:: What you will do ::
Would you count the lines in the entries below that contain "into"? Reply with the number only.

:: Data listing ::
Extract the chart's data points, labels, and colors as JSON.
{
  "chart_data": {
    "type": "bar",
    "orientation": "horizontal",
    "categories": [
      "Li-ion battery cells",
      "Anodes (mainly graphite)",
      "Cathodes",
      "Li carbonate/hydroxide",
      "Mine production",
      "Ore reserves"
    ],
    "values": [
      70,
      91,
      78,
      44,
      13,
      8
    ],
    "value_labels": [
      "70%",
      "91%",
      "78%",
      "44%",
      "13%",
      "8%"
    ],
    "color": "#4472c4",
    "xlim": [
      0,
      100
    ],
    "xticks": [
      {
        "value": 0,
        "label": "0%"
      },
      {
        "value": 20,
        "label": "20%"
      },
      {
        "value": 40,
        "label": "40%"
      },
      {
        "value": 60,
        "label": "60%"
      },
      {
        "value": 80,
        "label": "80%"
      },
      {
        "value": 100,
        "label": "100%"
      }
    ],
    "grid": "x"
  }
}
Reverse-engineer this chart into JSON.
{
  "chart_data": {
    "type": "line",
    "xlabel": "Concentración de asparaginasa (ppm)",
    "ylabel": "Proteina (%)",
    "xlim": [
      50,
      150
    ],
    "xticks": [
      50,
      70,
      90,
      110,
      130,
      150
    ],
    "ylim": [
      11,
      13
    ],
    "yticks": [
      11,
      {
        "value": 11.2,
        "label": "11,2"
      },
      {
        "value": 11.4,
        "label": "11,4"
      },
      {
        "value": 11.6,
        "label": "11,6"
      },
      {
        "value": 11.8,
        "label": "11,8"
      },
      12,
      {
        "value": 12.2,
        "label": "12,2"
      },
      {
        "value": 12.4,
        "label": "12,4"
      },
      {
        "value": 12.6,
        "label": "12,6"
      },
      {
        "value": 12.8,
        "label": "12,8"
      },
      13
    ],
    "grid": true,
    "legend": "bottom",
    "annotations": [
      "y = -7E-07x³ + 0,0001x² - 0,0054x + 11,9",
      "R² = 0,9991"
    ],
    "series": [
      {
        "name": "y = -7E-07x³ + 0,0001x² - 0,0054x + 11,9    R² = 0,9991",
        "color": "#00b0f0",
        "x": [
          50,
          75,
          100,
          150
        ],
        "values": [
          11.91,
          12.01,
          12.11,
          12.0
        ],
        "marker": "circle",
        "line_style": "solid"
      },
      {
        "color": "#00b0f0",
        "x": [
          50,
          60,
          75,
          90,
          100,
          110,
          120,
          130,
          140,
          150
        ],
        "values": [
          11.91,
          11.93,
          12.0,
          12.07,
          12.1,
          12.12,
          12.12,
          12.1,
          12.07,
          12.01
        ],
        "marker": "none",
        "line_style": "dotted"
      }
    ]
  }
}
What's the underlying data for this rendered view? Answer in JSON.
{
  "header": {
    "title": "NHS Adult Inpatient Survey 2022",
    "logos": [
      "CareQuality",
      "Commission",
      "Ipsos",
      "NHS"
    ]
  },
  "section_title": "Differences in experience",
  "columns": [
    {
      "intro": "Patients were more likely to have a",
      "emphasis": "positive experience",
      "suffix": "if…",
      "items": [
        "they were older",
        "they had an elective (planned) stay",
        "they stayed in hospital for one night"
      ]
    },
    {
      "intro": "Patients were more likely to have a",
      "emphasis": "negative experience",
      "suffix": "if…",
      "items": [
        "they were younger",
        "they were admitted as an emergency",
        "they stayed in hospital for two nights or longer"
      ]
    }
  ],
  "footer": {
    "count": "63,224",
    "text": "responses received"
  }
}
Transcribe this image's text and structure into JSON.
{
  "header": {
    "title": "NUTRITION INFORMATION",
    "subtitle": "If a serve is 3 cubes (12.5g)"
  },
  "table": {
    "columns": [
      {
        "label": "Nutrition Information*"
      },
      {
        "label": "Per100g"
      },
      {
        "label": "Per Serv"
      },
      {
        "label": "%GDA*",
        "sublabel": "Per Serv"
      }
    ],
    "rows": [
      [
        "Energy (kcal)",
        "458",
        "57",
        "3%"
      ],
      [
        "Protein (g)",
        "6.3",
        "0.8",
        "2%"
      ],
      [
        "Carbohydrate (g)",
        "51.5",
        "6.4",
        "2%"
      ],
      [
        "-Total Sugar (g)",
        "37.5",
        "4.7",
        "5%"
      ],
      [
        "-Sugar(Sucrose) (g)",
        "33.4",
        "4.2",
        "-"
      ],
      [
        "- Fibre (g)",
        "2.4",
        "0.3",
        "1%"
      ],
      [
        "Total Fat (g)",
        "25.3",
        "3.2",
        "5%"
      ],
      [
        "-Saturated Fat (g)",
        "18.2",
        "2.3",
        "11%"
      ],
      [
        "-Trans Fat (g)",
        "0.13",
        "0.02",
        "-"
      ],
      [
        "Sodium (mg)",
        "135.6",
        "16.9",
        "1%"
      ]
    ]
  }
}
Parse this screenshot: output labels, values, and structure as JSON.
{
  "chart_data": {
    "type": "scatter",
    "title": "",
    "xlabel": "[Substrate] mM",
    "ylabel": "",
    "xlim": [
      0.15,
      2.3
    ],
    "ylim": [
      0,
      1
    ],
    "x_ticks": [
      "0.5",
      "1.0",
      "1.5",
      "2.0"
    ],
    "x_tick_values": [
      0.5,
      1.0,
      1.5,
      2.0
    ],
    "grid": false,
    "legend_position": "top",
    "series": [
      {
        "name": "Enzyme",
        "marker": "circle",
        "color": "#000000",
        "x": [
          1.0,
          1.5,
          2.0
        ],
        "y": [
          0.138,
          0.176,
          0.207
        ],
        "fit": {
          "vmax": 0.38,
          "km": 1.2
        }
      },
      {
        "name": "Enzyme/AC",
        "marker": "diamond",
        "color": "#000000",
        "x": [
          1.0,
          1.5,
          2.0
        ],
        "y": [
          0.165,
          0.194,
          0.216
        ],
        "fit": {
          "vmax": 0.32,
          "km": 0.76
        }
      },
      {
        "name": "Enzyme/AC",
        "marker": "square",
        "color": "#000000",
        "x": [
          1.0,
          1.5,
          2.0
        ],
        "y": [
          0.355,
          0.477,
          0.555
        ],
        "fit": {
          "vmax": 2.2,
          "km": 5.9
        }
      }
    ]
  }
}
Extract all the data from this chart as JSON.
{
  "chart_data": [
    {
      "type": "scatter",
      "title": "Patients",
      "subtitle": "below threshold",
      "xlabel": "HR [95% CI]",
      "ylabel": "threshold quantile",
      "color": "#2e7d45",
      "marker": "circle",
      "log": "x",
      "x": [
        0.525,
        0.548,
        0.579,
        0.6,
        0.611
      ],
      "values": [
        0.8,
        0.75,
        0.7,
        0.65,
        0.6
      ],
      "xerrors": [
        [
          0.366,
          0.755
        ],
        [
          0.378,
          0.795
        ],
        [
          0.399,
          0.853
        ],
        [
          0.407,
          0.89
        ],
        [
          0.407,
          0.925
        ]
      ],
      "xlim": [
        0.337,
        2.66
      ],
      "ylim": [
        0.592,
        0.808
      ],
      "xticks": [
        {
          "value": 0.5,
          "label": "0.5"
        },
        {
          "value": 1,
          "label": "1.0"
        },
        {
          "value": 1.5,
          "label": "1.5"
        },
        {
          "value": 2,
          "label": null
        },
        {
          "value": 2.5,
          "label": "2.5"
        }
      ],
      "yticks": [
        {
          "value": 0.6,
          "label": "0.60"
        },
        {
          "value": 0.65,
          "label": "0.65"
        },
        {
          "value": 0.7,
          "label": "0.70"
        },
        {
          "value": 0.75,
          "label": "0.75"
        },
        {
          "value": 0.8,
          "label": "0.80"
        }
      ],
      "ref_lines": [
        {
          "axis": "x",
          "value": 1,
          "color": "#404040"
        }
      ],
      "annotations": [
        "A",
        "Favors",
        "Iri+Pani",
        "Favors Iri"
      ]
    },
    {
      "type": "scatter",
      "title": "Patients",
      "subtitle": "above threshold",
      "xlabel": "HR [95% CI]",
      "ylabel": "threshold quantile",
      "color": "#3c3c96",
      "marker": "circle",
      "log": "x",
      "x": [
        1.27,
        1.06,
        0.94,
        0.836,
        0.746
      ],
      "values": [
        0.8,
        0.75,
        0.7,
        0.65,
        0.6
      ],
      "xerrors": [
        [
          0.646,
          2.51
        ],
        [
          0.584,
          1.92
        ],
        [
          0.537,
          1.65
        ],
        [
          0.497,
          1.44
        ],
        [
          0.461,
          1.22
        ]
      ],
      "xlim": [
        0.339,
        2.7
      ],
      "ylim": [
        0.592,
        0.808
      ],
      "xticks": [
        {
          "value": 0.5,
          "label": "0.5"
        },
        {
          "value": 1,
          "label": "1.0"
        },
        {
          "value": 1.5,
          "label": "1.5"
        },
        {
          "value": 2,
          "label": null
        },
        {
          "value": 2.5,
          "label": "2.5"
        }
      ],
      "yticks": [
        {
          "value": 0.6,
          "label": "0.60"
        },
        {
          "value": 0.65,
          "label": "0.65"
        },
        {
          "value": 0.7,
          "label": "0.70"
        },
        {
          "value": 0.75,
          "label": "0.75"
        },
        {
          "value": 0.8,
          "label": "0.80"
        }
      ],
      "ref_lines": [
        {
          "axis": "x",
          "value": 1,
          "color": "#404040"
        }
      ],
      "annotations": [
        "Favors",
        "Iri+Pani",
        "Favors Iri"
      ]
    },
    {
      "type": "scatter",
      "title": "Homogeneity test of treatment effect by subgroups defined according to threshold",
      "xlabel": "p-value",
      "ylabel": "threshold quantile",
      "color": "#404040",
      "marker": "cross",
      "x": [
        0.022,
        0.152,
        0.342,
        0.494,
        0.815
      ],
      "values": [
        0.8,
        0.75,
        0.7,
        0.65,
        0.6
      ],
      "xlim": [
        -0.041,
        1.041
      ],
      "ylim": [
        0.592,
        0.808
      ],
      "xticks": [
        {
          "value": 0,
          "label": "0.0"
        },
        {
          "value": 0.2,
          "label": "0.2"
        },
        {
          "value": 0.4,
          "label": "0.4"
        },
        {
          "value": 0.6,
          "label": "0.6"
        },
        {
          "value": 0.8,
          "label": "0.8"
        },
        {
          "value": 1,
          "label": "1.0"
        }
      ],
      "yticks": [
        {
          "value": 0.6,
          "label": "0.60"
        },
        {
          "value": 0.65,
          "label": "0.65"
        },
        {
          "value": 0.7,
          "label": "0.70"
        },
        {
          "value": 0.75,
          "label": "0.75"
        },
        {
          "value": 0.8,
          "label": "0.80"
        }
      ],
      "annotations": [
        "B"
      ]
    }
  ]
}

:: Task answer ::
2